SHORT TASK: Review the listing and copy each line that holds the word "value".

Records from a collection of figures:
---*---
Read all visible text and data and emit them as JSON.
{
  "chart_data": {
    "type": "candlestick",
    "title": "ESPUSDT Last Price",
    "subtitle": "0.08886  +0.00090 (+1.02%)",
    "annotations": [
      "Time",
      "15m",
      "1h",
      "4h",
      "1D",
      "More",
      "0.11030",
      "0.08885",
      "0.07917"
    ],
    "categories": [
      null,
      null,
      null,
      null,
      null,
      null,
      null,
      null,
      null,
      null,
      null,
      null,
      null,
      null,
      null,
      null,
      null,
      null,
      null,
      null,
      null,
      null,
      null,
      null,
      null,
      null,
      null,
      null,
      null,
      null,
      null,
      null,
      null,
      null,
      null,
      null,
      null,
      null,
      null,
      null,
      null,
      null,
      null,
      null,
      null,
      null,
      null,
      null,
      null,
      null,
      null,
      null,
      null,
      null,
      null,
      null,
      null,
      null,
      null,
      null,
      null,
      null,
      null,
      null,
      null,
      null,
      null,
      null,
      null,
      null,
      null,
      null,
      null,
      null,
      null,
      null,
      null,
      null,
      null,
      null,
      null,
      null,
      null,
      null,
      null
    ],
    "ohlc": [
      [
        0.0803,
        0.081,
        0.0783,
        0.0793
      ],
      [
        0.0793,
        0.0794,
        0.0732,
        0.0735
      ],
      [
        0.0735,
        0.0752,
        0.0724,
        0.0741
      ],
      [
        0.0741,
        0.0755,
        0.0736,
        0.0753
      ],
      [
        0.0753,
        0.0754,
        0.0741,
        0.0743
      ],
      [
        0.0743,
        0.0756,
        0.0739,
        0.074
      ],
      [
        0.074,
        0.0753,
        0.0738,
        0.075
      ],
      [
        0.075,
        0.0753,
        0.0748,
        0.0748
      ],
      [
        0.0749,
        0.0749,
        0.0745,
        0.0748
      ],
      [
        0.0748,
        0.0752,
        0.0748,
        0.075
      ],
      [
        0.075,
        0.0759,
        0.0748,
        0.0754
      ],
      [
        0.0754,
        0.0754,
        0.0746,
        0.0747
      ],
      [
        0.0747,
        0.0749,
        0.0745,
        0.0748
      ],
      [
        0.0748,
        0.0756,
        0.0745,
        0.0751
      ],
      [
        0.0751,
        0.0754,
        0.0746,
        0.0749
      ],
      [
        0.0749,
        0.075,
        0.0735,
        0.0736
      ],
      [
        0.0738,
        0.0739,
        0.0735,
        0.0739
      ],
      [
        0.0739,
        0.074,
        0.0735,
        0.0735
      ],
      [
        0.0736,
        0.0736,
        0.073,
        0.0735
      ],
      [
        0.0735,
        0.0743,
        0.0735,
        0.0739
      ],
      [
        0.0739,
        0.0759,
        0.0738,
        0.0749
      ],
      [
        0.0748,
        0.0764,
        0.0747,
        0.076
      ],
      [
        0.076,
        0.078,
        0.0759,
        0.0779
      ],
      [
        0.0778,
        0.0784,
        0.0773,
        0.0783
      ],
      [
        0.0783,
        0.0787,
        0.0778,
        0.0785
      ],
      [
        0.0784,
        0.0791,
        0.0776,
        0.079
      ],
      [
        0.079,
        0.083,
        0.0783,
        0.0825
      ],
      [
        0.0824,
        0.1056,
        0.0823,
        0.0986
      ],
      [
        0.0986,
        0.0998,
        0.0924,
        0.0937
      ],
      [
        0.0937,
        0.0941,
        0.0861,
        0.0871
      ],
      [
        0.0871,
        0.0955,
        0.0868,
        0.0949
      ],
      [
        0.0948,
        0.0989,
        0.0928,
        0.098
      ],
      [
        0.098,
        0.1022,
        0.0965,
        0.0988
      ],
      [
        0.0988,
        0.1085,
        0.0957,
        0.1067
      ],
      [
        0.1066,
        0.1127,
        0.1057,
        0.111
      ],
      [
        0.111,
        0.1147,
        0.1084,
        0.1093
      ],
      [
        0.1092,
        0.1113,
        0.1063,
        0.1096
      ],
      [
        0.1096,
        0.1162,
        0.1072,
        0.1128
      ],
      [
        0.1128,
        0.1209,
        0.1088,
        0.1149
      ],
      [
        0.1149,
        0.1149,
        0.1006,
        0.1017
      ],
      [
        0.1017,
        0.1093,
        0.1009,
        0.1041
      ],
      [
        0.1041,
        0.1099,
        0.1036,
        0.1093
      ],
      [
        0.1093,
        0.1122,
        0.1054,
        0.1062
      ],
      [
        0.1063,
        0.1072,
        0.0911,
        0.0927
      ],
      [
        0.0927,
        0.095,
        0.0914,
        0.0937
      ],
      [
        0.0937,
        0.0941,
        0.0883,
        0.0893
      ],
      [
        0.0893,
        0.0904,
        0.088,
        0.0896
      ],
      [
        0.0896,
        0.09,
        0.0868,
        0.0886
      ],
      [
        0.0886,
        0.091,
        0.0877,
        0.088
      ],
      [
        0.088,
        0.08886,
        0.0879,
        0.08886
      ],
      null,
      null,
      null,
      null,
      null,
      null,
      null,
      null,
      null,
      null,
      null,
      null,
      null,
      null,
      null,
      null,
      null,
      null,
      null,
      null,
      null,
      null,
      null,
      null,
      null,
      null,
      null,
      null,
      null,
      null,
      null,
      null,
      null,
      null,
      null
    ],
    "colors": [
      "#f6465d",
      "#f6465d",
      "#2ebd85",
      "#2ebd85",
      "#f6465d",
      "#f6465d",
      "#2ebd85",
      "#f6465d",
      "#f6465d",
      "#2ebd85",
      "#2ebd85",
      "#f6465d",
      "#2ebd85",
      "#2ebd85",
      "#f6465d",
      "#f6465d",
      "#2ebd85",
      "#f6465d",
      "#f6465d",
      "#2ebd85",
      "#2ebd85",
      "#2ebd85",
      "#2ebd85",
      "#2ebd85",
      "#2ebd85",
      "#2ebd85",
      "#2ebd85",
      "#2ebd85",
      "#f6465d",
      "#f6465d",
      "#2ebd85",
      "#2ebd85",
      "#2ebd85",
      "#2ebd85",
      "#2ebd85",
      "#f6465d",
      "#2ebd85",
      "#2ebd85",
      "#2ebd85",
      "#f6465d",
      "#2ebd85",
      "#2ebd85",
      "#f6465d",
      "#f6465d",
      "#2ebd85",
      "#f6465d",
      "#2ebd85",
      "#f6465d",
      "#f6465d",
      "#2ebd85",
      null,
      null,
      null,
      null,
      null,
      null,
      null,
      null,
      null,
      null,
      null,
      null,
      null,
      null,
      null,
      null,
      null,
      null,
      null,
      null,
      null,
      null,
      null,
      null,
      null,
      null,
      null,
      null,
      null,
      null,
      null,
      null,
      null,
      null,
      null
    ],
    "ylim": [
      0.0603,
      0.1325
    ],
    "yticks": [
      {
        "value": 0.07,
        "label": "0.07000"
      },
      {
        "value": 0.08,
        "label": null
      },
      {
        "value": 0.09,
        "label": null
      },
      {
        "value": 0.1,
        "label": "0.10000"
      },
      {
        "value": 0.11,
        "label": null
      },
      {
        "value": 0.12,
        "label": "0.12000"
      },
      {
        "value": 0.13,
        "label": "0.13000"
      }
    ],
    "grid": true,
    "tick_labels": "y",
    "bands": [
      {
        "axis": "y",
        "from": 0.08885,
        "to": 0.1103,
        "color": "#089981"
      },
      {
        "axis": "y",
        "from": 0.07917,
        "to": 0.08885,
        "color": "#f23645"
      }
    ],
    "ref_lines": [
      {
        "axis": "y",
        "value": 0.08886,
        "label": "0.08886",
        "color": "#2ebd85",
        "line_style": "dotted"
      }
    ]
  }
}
---*---
OUTPUT FOR THIS EXERCISE:
        "value": 0.07,
        "value": 0.08,
        "value": 0.09,
        "value": 0.1,
        "value": 0.11,
        "value": 0.12,
        "value": 0.13,
        "value": 0.08886,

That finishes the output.